* _Directions for this task_
Copy the data word for word, keeping every line.

[Start of Data provided]

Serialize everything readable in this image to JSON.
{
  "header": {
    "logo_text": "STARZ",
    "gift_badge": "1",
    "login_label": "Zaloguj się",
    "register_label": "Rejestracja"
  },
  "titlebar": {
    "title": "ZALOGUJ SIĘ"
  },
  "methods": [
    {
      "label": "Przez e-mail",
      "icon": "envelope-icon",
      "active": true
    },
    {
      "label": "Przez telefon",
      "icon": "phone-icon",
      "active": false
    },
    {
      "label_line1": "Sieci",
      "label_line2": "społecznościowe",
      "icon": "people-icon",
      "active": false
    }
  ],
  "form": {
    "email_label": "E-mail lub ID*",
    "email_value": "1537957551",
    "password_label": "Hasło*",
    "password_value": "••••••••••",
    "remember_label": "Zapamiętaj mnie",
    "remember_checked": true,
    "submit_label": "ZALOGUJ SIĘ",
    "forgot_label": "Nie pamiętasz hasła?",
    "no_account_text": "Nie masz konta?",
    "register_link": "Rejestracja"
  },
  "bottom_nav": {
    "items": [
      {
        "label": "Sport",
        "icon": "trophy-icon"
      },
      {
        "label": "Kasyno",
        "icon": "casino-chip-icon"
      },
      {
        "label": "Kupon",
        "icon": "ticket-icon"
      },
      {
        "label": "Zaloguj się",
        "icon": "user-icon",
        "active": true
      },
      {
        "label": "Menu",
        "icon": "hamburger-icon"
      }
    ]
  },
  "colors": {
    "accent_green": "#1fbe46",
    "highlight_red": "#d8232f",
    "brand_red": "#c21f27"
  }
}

[End of Data provided]

* _Task output_
Serialize everything readable in this image to JSON.
{
  "header": {
    "logo_text": "STARZ",
    "gift_badge": "1",
    "login_label": "Zaloguj się",
    "register_label": "Rejestracja"
  },
  "titlebar": {
    "title": "ZALOGUJ SIĘ"
  },
  "methods": [
    {
      "label": "Przez e-mail",
      "icon": "envelope-icon",
      "active": true
    },
    {
      "label": "Przez telefon",
      "icon": "phone-icon",
      "active": false
    },
    {
      "label_line1": "Sieci",
      "label_line2": "społecznościowe",
      "icon": "people-icon",
      "active": false
    }
  ],
  "form": {
    "email_label": "E-mail lub ID*",
    "email_value": "1537957551",
    "password_label": "Hasło*",
    "password_value": "••••••••••",
    "remember_label": "Zapamiętaj mnie",
    "remember_checked": true,
    "submit_label": "ZALOGUJ SIĘ",
    "forgot_label": "Nie pamiętasz hasła?",
    "no_account_text": "Nie masz konta?",
    "register_link": "Rejestracja"
  },
  "bottom_nav": {
    "items": [
      {
        "label": "Sport",
        "icon": "trophy-icon"
      },
      {
        "label": "Kasyno",
        "icon": "casino-chip-icon"
      },
      {
        "label": "Kupon",
        "icon": "ticket-icon"
      },
      {
        "label": "Zaloguj się",
        "icon": "user-icon",
        "active": true
      },
      {
        "label": "Menu",
        "icon": "hamburger-icon"
      }
    ]
  },
  "colors": {
    "accent_green": "#1fbe46",
    "highlight_red": "#d8232f",
    "brand_red": "#c21f27"
  }
}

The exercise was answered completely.